*What is expected:* Will you give every entry again exactly as it stands?

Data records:
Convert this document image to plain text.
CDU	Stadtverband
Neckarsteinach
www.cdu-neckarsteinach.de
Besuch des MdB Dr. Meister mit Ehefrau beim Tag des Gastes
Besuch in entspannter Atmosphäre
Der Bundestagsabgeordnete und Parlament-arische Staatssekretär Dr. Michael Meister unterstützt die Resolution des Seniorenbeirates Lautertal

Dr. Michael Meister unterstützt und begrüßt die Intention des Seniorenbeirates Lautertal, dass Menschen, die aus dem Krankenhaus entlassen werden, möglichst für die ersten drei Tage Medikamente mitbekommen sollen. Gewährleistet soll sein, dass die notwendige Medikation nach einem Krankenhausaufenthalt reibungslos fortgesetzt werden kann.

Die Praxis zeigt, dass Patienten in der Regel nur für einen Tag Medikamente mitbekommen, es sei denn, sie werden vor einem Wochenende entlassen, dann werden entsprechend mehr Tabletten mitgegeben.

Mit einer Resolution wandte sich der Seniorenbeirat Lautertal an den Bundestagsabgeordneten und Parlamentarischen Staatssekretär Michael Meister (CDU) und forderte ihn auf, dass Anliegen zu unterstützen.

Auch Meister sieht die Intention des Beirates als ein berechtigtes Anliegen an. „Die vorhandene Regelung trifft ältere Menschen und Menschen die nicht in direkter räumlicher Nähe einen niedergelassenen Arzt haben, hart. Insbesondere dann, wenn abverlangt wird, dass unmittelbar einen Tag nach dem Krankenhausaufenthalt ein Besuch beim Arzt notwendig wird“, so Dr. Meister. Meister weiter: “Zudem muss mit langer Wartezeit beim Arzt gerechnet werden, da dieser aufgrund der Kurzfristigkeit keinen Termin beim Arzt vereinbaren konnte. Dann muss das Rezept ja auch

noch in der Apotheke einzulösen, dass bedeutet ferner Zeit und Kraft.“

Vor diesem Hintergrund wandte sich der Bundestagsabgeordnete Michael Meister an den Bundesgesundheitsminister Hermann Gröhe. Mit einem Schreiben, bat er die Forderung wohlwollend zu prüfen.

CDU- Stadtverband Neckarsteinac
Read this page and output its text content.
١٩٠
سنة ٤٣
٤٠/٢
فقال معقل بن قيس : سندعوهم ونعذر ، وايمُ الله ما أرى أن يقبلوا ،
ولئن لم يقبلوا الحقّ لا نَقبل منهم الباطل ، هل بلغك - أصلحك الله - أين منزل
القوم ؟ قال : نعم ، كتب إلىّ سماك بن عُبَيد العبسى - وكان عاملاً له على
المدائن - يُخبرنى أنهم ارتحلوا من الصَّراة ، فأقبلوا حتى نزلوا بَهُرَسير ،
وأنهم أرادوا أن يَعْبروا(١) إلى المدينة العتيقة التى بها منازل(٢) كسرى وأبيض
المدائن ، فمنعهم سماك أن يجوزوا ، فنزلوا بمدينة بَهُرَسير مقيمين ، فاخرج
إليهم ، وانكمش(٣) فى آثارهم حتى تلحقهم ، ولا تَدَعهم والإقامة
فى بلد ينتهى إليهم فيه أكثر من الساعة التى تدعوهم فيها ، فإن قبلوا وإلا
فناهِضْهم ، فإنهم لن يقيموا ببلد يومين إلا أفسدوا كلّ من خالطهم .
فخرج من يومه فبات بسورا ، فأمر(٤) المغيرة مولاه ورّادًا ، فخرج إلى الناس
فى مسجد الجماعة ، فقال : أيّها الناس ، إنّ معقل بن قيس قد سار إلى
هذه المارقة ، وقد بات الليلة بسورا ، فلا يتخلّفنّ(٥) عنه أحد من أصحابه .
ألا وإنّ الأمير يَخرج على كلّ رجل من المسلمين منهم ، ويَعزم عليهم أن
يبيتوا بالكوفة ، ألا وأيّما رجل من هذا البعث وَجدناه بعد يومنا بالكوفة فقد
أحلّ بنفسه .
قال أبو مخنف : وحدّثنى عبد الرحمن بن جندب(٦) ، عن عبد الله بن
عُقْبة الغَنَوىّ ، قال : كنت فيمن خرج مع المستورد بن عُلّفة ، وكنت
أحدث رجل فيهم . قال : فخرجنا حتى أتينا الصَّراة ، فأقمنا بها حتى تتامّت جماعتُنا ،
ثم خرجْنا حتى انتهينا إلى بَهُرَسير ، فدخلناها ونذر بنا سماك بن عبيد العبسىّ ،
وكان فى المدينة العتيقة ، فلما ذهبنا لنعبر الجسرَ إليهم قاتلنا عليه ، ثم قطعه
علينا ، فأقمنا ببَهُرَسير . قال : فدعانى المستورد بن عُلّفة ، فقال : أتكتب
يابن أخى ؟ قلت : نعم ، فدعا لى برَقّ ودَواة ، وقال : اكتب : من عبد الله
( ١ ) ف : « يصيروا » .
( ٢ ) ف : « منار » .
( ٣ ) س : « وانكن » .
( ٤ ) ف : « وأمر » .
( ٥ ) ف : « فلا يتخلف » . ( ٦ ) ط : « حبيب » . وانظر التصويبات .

*Response below:*
Convert this document image to plain text.
CDU	Stadtverband
Neckarsteinach
www.cdu-neckarsteinach.de
Besuch des MdB Dr. Meister mit Ehefrau beim Tag des Gastes
Besuch in entspannter Atmosphäre
Der Bundestagsabgeordnete und Parlament-arische Staatssekretär Dr. Michael Meister unterstützt die Resolution des Seniorenbeirates Lautertal

Dr. Michael Meister unterstützt und begrüßt die Intention des Seniorenbeirates Lautertal, dass Menschen, die aus dem Krankenhaus entlassen werden, möglichst für die ersten drei Tage Medikamente mitbekommen sollen. Gewährleistet soll sein, dass die notwendige Medikation nach einem Krankenhausaufenthalt reibungslos fortgesetzt werden kann.

Die Praxis zeigt, dass Patienten in der Regel nur für einen Tag Medikamente mitbekommen, es sei denn, sie werden vor einem Wochenende entlassen, dann werden entsprechend mehr Tabletten mitgegeben.

Mit einer Resolution wandte sich der Seniorenbeirat Lautertal an den Bundestagsabgeordneten und Parlamentarischen Staatssekretär Michael Meister (CDU) und forderte ihn auf, dass Anliegen zu unterstützen.

Auch Meister sieht die Intention des Beirates als ein berechtigtes Anliegen an. „Die vorhandene Regelung trifft ältere Menschen und Menschen die nicht in direkter räumlicher Nähe einen niedergelassenen Arzt haben, hart. Insbesondere dann, wenn abverlangt wird, dass unmittelbar einen Tag nach dem Krankenhausaufenthalt ein Besuch beim Arzt notwendig wird“, so Dr. Meister. Meister weiter: “Zudem muss mit langer Wartezeit beim Arzt gerechnet werden, da dieser aufgrund der Kurzfristigkeit keinen Termin beim Arzt vereinbaren konnte. Dann muss das Rezept ja auch

noch in der Apotheke einzulösen, dass bedeutet ferner Zeit und Kraft.“

Vor diesem Hintergrund wandte sich der Bundestagsabgeordnete Michael Meister an den Bundesgesundheitsminister Hermann Gröhe. Mit einem Schreiben, bat er die Forderung wohlwollend zu prüfen.

CDU- Stadtverband Neckarsteinac
Read this page and output its text content.
١٩٠
سنة ٤٣
٤٠/٢
فقال معقل بن قيس : سندعوهم ونعذر ، وايمُ الله ما أرى أن يقبلوا ،
ولئن لم يقبلوا الحقّ لا نَقبل منهم الباطل ، هل بلغك - أصلحك الله - أين منزل
القوم ؟ قال : نعم ، كتب إلىّ سماك بن عُبَيد العبسى - وكان عاملاً له على
المدائن - يُخبرنى أنهم ارتحلوا من الصَّراة ، فأقبلوا حتى نزلوا بَهُرَسير ،
وأنهم أرادوا أن يَعْبروا(١) إلى المدينة العتيقة التى بها منازل(٢) كسرى وأبيض
المدائن ، فمنعهم سماك أن يجوزوا ، فنزلوا بمدينة بَهُرَسير مقيمين ، فاخرج
إليهم ، وانكمش(٣) فى آثارهم حتى تلحقهم ، ولا تَدَعهم والإقامة
فى بلد ينتهى إليهم فيه أكثر من الساعة التى تدعوهم فيها ، فإن قبلوا وإلا
فناهِضْهم ، فإنهم لن يقيموا ببلد يومين إلا أفسدوا كلّ من خالطهم .
فخرج من يومه فبات بسورا ، فأمر(٤) المغيرة مولاه ورّادًا ، فخرج إلى الناس
فى مسجد الجماعة ، فقال : أيّها الناس ، إنّ معقل بن قيس قد سار إلى
هذه المارقة ، وقد بات الليلة بسورا ، فلا يتخلّفنّ(٥) عنه أحد من أصحابه .
ألا وإنّ الأمير يَخرج على كلّ رجل من المسلمين منهم ، ويَعزم عليهم أن
يبيتوا بالكوفة ، ألا وأيّما رجل من هذا البعث وَجدناه بعد يومنا بالكوفة فقد
أحلّ بنفسه .
قال أبو مخنف : وحدّثنى عبد الرحمن بن جندب(٦) ، عن عبد الله بن
عُقْبة الغَنَوىّ ، قال : كنت فيمن خرج مع المستورد بن عُلّفة ، وكنت
أحدث رجل فيهم . قال : فخرجنا حتى أتينا الصَّراة ، فأقمنا بها حتى تتامّت جماعتُنا ،
ثم خرجْنا حتى انتهينا إلى بَهُرَسير ، فدخلناها ونذر بنا سماك بن عبيد العبسىّ ،
وكان فى المدينة العتيقة ، فلما ذهبنا لنعبر الجسرَ إليهم قاتلنا عليه ، ثم قطعه
علينا ، فأقمنا ببَهُرَسير . قال : فدعانى المستورد بن عُلّفة ، فقال : أتكتب
يابن أخى ؟ قلت : نعم ، فدعا لى برَقّ ودَواة ، وقال : اكتب : من عبد الله
( ١ ) ف : « يصيروا » .
( ٢ ) ف : « منار » .
( ٣ ) س : « وانكن » .
( ٤ ) ف : « وأمر » .
( ٥ ) ف : « فلا يتخلف » . ( ٦ ) ط : « حبيب » . وانظر التصويبات .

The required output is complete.